+++ Provided records +++
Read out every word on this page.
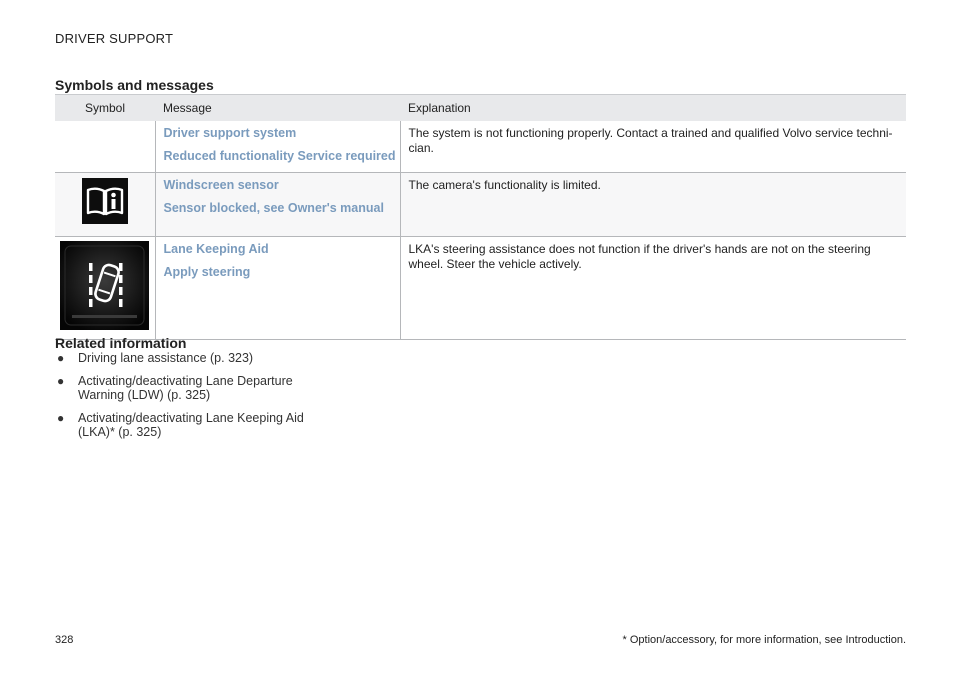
DRIVER SUPPORT
Symbols and messages
Symbol	Message	Explanation

	Driver support system
Reduced functionality Service required	The system is not functioning properly. Contact a trained and qualified Volvo service techni-cian.

Windscreen sensor
Sensor blocked, see Owner's manual	The camera's functionality is limited.

Lane Keeping Aid
Apply steering	LKA's steering assistance does not function if the driver's hands are not on the steering wheel. Steer the vehicle actively.
Related information
● Driving lane assistance (p. 323)
● Activating/deactivating Lane Departure Warning (LDW) (p. 325)
● Activating/deactivating Lane Keeping Aid (LKA)* (p. 325)
328	* Option/accessory, for more information, see Introduction.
+++
> _Exercise_
Transcribe the records verbatim and omit the images.

> _Exercise response_
Read out every word on this page.
DRIVER SUPPORT
Symbols and messages
Symbol	Message	Explanation

	Driver support system
Reduced functionality Service required	The system is not functioning properly. Contact a trained and qualified Volvo service techni-cian.

Windscreen sensor
Sensor blocked, see Owner's manual	The camera's functionality is limited.

Lane Keeping Aid
Apply steering	LKA's steering assistance does not function if the driver's hands are not on the steering wheel. Steer the vehicle actively.
Related information
● Driving lane assistance (p. 323)
● Activating/deactivating Lane Departure Warning (LDW) (p. 325)
● Activating/deactivating Lane Keeping Aid (LKA)* (p. 325)
328	* Option/accessory, for more information, see Introduction.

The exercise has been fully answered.